[Collection entries]

***

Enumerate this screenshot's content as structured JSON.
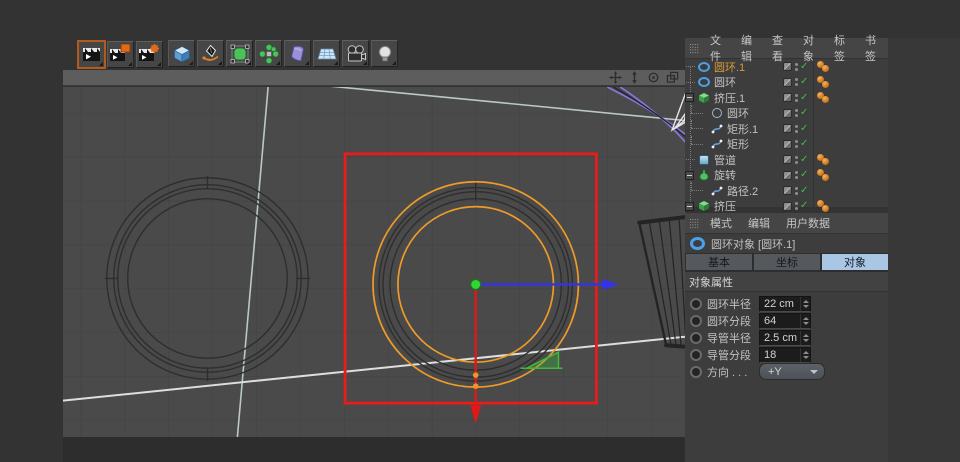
{
  "colors": {
    "selection_red": "#e81c1c",
    "wire_orange": "#ef9b27",
    "axis_blue": "#3333e8",
    "axis_red": "#e01818",
    "center_green": "#35d435",
    "selected_text_orange": "#d89a38",
    "tab_selected_blue": "#a9c6e4",
    "check_green": "#3fbf4a",
    "tag_orange": "#d07b1e"
  },
  "toolbar": {
    "render_buttons": [
      "render-view",
      "render-region",
      "render-settings"
    ],
    "tool_buttons": [
      "add-cube",
      "draw-spline",
      "subdivision-surface",
      "array",
      "deformer",
      "floor",
      "camera",
      "light"
    ]
  },
  "viewport": {
    "nav_icons": [
      "move-icon",
      "dolly-icon",
      "rotate-icon",
      "toggle-view-icon"
    ]
  },
  "object_manager": {
    "menu": [
      "文件",
      "编辑",
      "查看",
      "对象",
      "标签",
      "书签"
    ],
    "rows": [
      {
        "label": "圆环.1",
        "icon": "torus-icon",
        "selected": true,
        "tags": 2
      },
      {
        "label": "圆环",
        "icon": "torus-icon",
        "selected": false,
        "tags": 2
      },
      {
        "label": "挤压.1",
        "icon": "extrude-icon",
        "selected": false,
        "tags": 2
      },
      {
        "label": "圆环",
        "icon": "circle-spline-icon",
        "selected": false,
        "tags": 0
      },
      {
        "label": "矩形.1",
        "icon": "spline-icon",
        "selected": false,
        "tags": 0
      },
      {
        "label": "矩形",
        "icon": "spline-icon",
        "selected": false,
        "tags": 0
      },
      {
        "label": "管道",
        "icon": "tube-icon",
        "selected": false,
        "tags": 2
      },
      {
        "label": "旋转",
        "icon": "lathe-icon",
        "selected": false,
        "tags": 2
      },
      {
        "label": "路径.2",
        "icon": "spline-icon",
        "selected": false,
        "tags": 0
      },
      {
        "label": "挤压",
        "icon": "extrude-icon",
        "selected": false,
        "tags": 2
      }
    ]
  },
  "attribute_manager": {
    "menu": [
      "模式",
      "编辑",
      "用户数据"
    ],
    "object_title": "圆环对象 [圆环.1]",
    "tabs": [
      "基本",
      "坐标",
      "对象"
    ],
    "selected_tab": "对象",
    "section": "对象属性",
    "fields": [
      {
        "label": "圆环半径",
        "value": "22 cm",
        "control": "spinner"
      },
      {
        "label": "圆环分段",
        "value": "64",
        "control": "spinner"
      },
      {
        "label": "导管半径",
        "value": "2.5 cm",
        "control": "spinner"
      },
      {
        "label": "导管分段",
        "value": "18",
        "control": "spinner"
      },
      {
        "label": "方向 . . .",
        "value": "+Y",
        "control": "dropdown"
      }
    ]
  }
}
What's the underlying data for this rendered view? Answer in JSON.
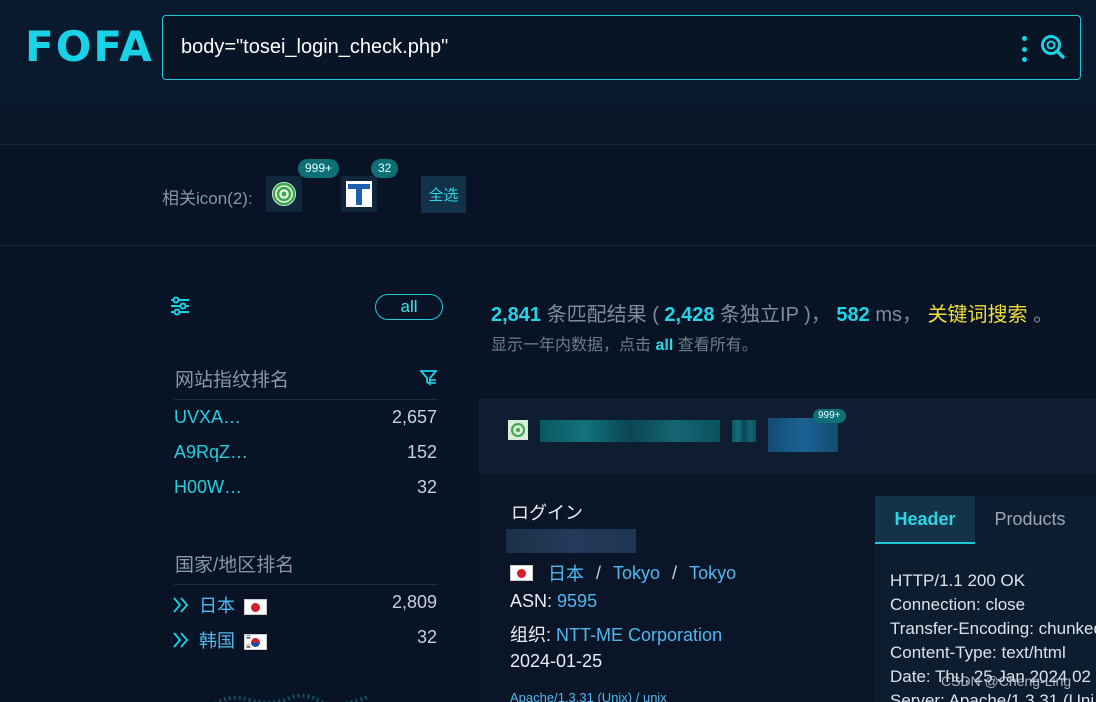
{
  "header": {
    "logo_text": "FOFA",
    "search_query": "body=\"tosei_login_check.php\"",
    "more_icon": "kebab-menu-icon",
    "search_icon": "search-icon"
  },
  "related_icons": {
    "label": "相关icon(2):",
    "items": [
      {
        "icon": "green-circle-icon",
        "badge": "999+"
      },
      {
        "icon": "t-letter-icon",
        "badge": "32"
      }
    ],
    "select_all": "全选"
  },
  "sidebar": {
    "all_label": "all",
    "fingerprint": {
      "title": "网站指纹排名",
      "items": [
        {
          "name": "UVXA…",
          "count": "2,657"
        },
        {
          "name": "A9RqZ…",
          "count": "152"
        },
        {
          "name": "H00W…",
          "count": "32"
        }
      ]
    },
    "country": {
      "title": "国家/地区排名",
      "items": [
        {
          "name": "日本",
          "flag": "jp",
          "count": "2,809"
        },
        {
          "name": "韩国",
          "flag": "kr",
          "count": "32"
        }
      ]
    }
  },
  "summary": {
    "results": "2,841",
    "results_label": "条匹配结果",
    "open_paren": "(",
    "unique_ip": "2,428",
    "unique_ip_label": "条独立IP",
    "close_paren": ")，",
    "ms": "582",
    "ms_label": "ms，",
    "keyword_search": "关键词搜索",
    "period": "。",
    "note_prefix": "显示一年内数据，点击",
    "note_link": "all",
    "note_suffix": "查看所有。"
  },
  "result": {
    "badge": "999+",
    "title": "ログイン",
    "country": "日本",
    "region": "Tokyo",
    "city": "Tokyo",
    "asn_label": "ASN:",
    "asn": "9595",
    "org_label": "组织:",
    "org": "NTT-ME Corporation",
    "date": "2024-01-25",
    "tag_text": "Apache/1.3.31 (Unix)   /   unix",
    "tabs": [
      "Header",
      "Products"
    ],
    "header_lines": [
      "HTTP/1.1 200 OK",
      "Connection: close",
      "Transfer-Encoding: chunked",
      "Content-Type: text/html",
      "Date: Thu, 25 Jan 2024 02",
      "Server: Apache/1.3.31 (Uni"
    ]
  },
  "watermark": "CSDN @Cheng-Ling",
  "colors": {
    "accent": "#1ec8d8",
    "keyword": "#f2de3a",
    "link": "#4fb8f0",
    "background": "#081426"
  }
}
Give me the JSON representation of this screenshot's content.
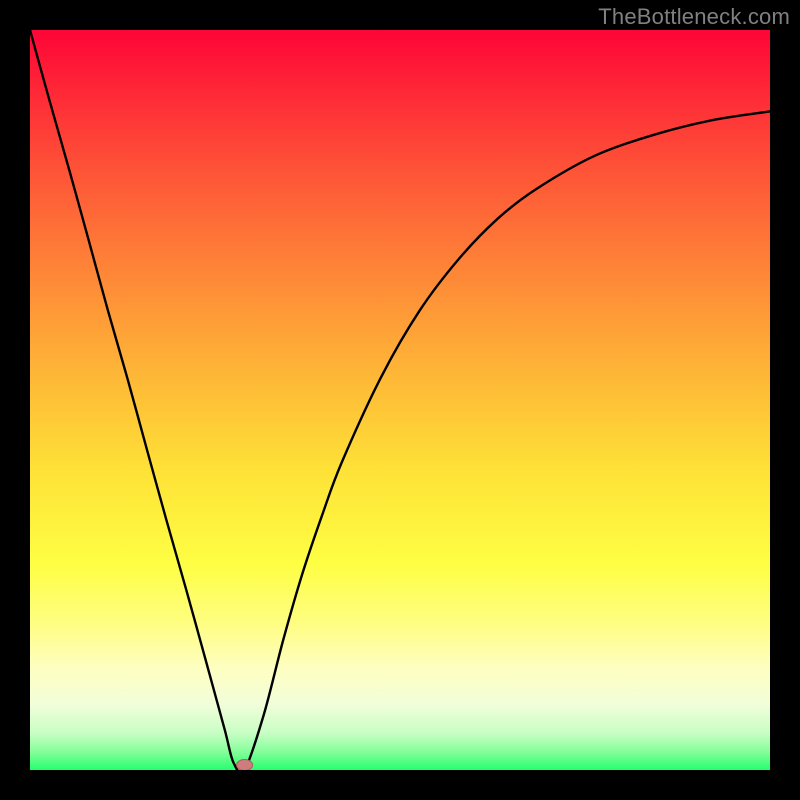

***

## THE PROBLEM
Will you set down the records word for word while leaving out every picture?

## SOLUTION FOR THIS EXERCISE
Enumerate this screenshot's content as structured JSON.
{
  "colors": {
    "selection_red": "#e81c1c",
    "wire_orange": "#ef9b27",
    "axis_blue": "#3333e8",
    "axis_red": "#e01818",
    "center_green": "#35d435",
    "selected_text_orange": "#d89a38",
    "tab_selected_blue": "#a9c6e4",
    "check_green": "#3fbf4a",
    "tag_orange": "#d07b1e"
  },
  "toolbar": {
    "render_buttons": [
      "render-view",
      "render-region",
      "render-settings"
    ],
    "tool_buttons": [
      "add-cube",
      "draw-spline",
      "subdivision-surface",
      "array",
      "deformer",
      "floor",
      "camera",
      "light"
    ]
  },
  "viewport": {
    "nav_icons": [
      "move-icon",
      "dolly-icon",
      "rotate-icon",
      "toggle-view-icon"
    ]
  },
  "object_manager": {
    "menu": [
      "文件",
      "编辑",
      "查看",
      "对象",
      "标签",
      "书签"
    ],
    "rows": [
      {
        "label": "圆环.1",
        "icon": "torus-icon",
        "selected": true,
        "tags": 2
      },
      {
        "label": "圆环",
        "icon": "torus-icon",
        "selected": false,
        "tags": 2
      },
      {
        "label": "挤压.1",
        "icon": "extrude-icon",
        "selected": false,
        "tags": 2
      },
      {
        "label": "圆环",
        "icon": "circle-spline-icon",
        "selected": false,
        "tags": 0
      },
      {
        "label": "矩形.1",
        "icon": "spline-icon",
        "selected": false,
        "tags": 0
      },
      {
        "label": "矩形",
        "icon": "spline-icon",
        "selected": false,
        "tags": 0
      },
      {
        "label": "管道",
        "icon": "tube-icon",
        "selected": false,
        "tags": 2
      },
      {
        "label": "旋转",
        "icon": "lathe-icon",
        "selected": false,
        "tags": 2
      },
      {
        "label": "路径.2",
        "icon": "spline-icon",
        "selected": false,
        "tags": 0
      },
      {
        "label": "挤压",
        "icon": "extrude-icon",
        "selected": false,
        "tags": 2
      }
    ]
  },
  "attribute_manager": {
    "menu": [
      "模式",
      "编辑",
      "用户数据"
    ],
    "object_title": "圆环对象 [圆环.1]",
    "tabs": [
      "基本",
      "坐标",
      "对象"
    ],
    "selected_tab": "对象",
    "section": "对象属性",
    "fields": [
      {
        "label": "圆环半径",
        "value": "22 cm",
        "control": "spinner"
      },
      {
        "label": "圆环分段",
        "value": "64",
        "control": "spinner"
      },
      {
        "label": "导管半径",
        "value": "2.5 cm",
        "control": "spinner"
      },
      {
        "label": "导管分段",
        "value": "18",
        "control": "spinner"
      },
      {
        "label": "方向 . . .",
        "value": "+Y",
        "control": "dropdown"
      }
    ]
  }
}
What's the underlying data for this rendered view? Answer in JSON.
{
  "header": {
    "logo_text": "FOFA",
    "search_query": "body=\"tosei_login_check.php\"",
    "more_icon": "kebab-menu-icon",
    "search_icon": "search-icon"
  },
  "related_icons": {
    "label": "相关icon(2):",
    "items": [
      {
        "icon": "green-circle-icon",
        "badge": "999+"
      },
      {
        "icon": "t-letter-icon",
        "badge": "32"
      }
    ],
    "select_all": "全选"
  },
  "sidebar": {
    "all_label": "all",
    "fingerprint": {
      "title": "网站指纹排名",
      "items": [
        {
          "name": "UVXA…",
          "count": "2,657"
        },
        {
          "name": "A9RqZ…",
          "count": "152"
        },
        {
          "name": "H00W…",
          "count": "32"
        }
      ]
    },
    "country": {
      "title": "国家/地区排名",
      "items": [
        {
          "name": "日本",
          "flag": "jp",
          "count": "2,809"
        },
        {
          "name": "韩国",
          "flag": "kr",
          "count": "32"
        }
      ]
    }
  },
  "summary": {
    "results": "2,841",
    "results_label": "条匹配结果",
    "open_paren": "(",
    "unique_ip": "2,428",
    "unique_ip_label": "条独立IP",
    "close_paren": ")，",
    "ms": "582",
    "ms_label": "ms，",
    "keyword_search": "关键词搜索",
    "period": "。",
    "note_prefix": "显示一年内数据，点击",
    "note_link": "all",
    "note_suffix": "查看所有。"
  },
  "result": {
    "badge": "999+",
    "title": "ログイン",
    "country": "日本",
    "region": "Tokyo",
    "city": "Tokyo",
    "asn_label": "ASN:",
    "asn": "9595",
    "org_label": "组织:",
    "org": "NTT-ME Corporation",
    "date": "2024-01-25",
    "tag_text": "Apache/1.3.31 (Unix)   /   unix",
    "tabs": [
      "Header",
      "Products"
    ],
    "header_lines": [
      "HTTP/1.1 200 OK",
      "Connection: close",
      "Transfer-Encoding: chunked",
      "Content-Type: text/html",
      "Date: Thu, 25 Jan 2024 02",
      "Server: Apache/1.3.31 (Uni"
    ]
  },
  "watermark": "CSDN @Cheng-Ling",
  "colors": {
    "accent": "#1ec8d8",
    "keyword": "#f2de3a",
    "link": "#4fb8f0",
    "background": "#081426"
  }
}
Give me the JSON representation of this screenshot's content.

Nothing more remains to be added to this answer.